(Data entries)
##############################
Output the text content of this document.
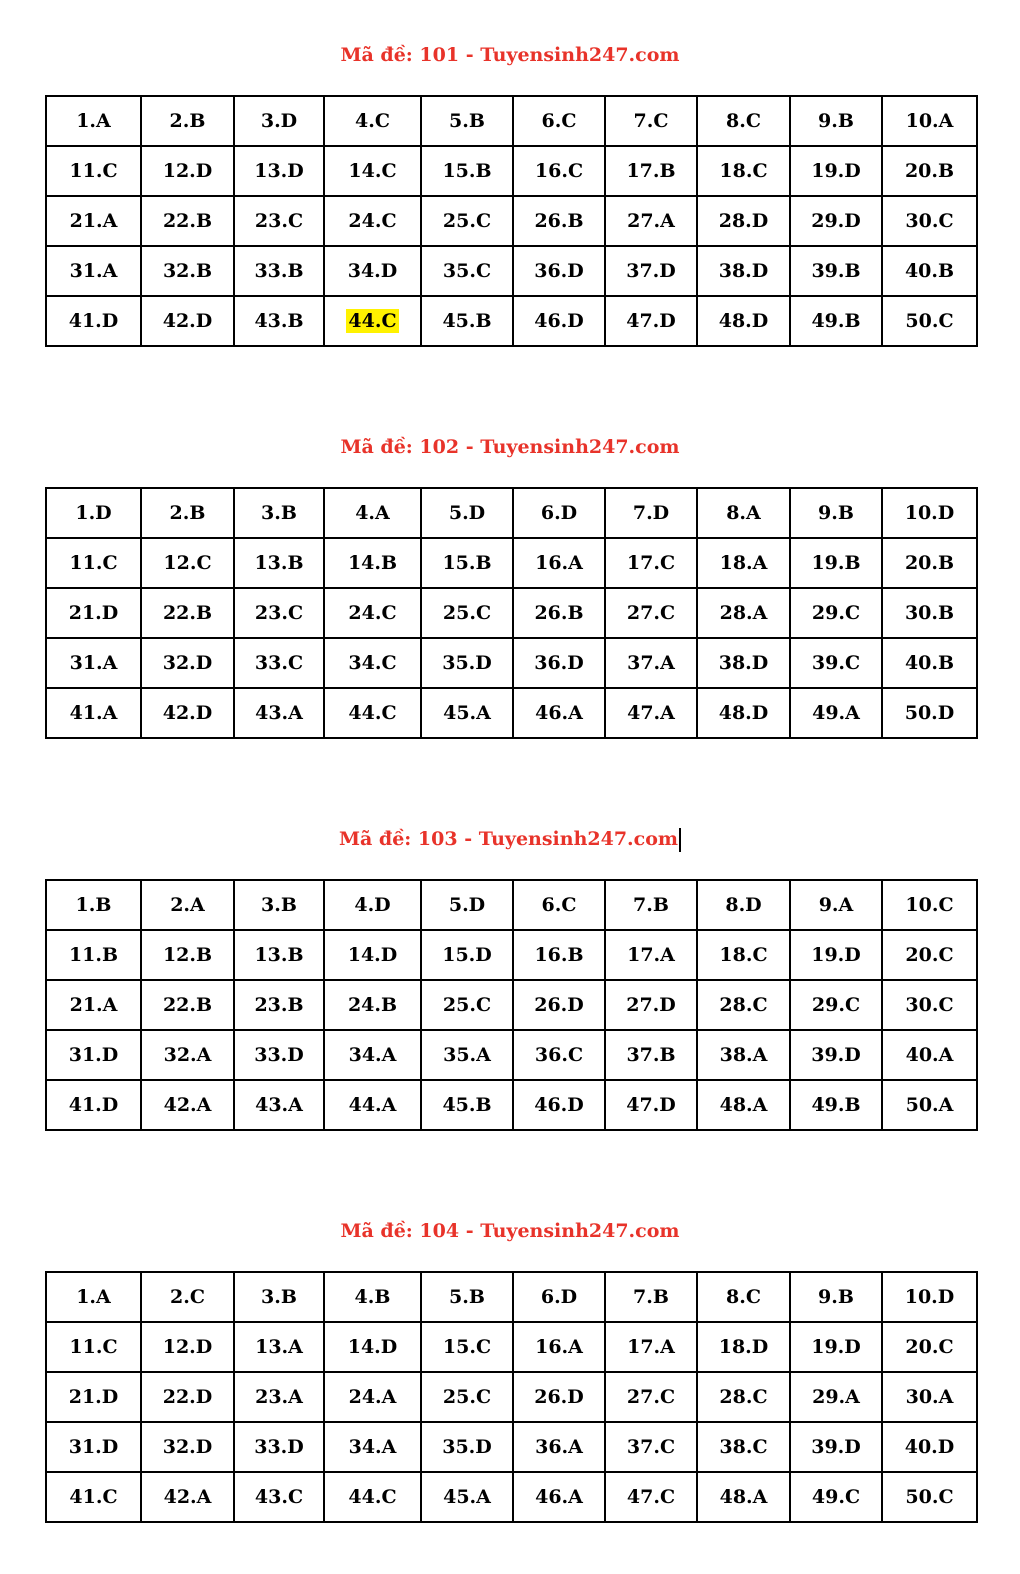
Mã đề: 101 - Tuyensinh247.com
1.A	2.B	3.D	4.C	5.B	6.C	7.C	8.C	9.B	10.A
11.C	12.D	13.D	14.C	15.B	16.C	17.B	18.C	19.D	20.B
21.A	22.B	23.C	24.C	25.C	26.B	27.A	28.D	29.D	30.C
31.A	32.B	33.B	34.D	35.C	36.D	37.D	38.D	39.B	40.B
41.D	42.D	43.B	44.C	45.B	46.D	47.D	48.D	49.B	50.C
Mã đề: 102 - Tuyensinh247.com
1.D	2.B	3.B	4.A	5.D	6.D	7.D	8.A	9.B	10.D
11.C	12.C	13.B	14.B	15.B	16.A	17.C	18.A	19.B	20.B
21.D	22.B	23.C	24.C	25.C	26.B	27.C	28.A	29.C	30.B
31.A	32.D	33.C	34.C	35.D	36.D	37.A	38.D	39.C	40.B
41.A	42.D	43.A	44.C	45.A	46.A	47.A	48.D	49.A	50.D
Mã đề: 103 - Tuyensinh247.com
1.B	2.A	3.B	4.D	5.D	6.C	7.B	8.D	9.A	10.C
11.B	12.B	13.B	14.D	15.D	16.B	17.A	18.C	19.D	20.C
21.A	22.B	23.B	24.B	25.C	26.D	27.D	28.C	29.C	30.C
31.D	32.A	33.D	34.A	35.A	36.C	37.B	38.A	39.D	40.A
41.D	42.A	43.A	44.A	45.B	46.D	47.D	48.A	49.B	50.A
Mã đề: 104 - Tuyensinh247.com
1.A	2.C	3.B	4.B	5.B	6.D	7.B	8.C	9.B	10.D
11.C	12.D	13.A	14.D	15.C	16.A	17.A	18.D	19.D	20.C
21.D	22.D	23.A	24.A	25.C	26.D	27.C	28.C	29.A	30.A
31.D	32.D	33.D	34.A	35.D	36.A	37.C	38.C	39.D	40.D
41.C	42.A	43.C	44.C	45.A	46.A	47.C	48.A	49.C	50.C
##############################
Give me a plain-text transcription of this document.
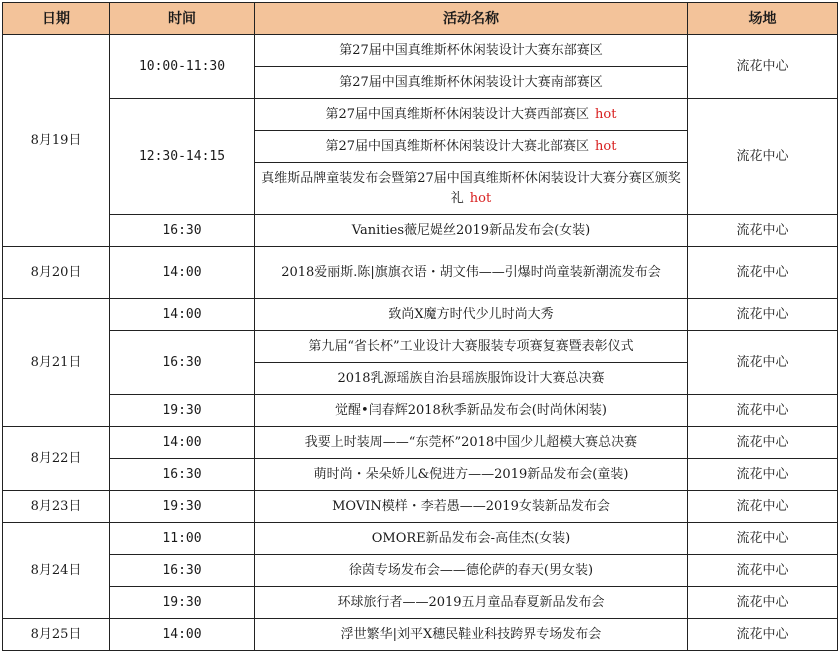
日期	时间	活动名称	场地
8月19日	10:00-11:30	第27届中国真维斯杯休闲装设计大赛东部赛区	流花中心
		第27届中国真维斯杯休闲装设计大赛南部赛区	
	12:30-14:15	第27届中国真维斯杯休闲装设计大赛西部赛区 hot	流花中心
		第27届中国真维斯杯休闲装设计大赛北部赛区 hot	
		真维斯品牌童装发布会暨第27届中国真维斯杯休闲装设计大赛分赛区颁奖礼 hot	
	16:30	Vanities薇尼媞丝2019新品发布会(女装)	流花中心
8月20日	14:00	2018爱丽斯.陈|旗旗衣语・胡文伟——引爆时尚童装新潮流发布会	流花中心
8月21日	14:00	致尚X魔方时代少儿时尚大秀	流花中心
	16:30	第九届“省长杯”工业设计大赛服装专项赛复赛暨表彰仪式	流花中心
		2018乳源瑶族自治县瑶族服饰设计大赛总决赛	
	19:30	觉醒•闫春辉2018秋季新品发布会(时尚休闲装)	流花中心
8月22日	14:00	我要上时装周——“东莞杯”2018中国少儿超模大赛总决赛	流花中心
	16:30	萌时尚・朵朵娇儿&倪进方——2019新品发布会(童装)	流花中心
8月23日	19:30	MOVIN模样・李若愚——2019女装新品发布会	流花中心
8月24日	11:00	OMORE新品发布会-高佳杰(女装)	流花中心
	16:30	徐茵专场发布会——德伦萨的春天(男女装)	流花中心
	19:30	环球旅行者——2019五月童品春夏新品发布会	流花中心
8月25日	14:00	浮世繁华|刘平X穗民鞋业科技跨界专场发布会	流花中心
##############################
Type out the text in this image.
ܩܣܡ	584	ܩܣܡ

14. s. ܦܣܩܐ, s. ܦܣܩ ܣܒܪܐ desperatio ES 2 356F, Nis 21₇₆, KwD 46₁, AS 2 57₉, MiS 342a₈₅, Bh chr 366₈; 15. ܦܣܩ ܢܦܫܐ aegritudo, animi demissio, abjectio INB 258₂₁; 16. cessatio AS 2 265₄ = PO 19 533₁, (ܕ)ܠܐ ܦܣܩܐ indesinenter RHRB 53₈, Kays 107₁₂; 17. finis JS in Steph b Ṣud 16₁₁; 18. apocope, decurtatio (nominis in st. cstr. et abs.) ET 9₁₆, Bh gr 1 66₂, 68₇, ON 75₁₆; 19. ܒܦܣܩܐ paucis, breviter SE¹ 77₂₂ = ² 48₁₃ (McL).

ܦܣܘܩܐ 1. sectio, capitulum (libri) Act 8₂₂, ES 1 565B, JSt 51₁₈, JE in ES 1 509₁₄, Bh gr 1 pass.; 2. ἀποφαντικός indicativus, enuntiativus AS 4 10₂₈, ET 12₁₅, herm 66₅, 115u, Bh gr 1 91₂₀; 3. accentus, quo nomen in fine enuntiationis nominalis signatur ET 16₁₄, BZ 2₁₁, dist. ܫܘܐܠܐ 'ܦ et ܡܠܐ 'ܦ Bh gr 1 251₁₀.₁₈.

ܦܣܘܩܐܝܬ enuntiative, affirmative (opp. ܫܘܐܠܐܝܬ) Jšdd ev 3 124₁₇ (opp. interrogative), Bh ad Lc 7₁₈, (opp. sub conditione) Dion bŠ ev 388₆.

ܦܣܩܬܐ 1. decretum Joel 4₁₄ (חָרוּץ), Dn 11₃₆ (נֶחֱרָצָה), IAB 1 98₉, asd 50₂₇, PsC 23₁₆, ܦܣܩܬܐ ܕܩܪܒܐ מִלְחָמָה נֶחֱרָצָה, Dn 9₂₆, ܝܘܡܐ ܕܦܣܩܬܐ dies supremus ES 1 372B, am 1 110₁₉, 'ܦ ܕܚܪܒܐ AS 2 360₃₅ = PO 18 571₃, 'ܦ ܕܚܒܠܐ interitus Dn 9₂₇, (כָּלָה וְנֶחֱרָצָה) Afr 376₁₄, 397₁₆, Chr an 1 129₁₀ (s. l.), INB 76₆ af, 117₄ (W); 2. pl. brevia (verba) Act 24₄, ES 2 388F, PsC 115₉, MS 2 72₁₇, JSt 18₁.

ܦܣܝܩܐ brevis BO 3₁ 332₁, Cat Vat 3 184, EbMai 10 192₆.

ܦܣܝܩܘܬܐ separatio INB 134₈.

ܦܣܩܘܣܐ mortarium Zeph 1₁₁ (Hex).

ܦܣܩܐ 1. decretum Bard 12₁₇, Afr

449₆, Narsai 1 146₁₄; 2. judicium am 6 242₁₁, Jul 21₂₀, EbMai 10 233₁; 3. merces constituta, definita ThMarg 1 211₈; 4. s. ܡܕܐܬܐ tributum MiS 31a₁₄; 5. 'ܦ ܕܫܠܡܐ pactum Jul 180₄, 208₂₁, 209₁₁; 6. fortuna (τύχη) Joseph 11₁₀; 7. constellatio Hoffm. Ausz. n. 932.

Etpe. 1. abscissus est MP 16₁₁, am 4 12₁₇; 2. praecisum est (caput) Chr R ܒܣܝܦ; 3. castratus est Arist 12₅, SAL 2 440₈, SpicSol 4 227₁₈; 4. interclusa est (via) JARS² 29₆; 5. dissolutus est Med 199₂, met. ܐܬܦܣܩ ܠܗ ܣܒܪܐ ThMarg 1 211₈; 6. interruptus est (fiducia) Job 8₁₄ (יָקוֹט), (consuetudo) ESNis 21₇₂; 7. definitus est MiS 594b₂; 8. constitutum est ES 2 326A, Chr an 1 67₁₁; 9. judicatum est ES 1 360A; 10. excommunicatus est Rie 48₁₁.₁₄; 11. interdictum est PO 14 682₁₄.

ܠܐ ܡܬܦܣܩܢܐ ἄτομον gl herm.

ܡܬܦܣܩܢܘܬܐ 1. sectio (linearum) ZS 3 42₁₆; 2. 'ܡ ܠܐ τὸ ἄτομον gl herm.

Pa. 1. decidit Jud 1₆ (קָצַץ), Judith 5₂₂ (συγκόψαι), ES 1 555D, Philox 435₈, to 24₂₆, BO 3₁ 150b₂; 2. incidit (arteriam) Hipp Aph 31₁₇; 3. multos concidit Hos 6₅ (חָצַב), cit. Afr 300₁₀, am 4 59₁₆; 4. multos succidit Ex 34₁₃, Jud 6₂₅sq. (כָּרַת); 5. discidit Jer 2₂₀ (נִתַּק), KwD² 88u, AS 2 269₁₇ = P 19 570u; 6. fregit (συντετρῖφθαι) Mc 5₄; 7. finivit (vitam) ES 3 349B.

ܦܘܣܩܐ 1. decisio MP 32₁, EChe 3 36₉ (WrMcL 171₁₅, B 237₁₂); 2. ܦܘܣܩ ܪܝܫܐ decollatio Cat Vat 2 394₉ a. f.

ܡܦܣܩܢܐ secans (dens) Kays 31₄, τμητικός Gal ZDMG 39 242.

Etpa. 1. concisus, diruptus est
##############################
Task instructions. From the entries, copy out each line containing the word "text".

Complete response.
Output the text content of this document.
Give me a plain-text transcription of this document.
Type out the text in this image.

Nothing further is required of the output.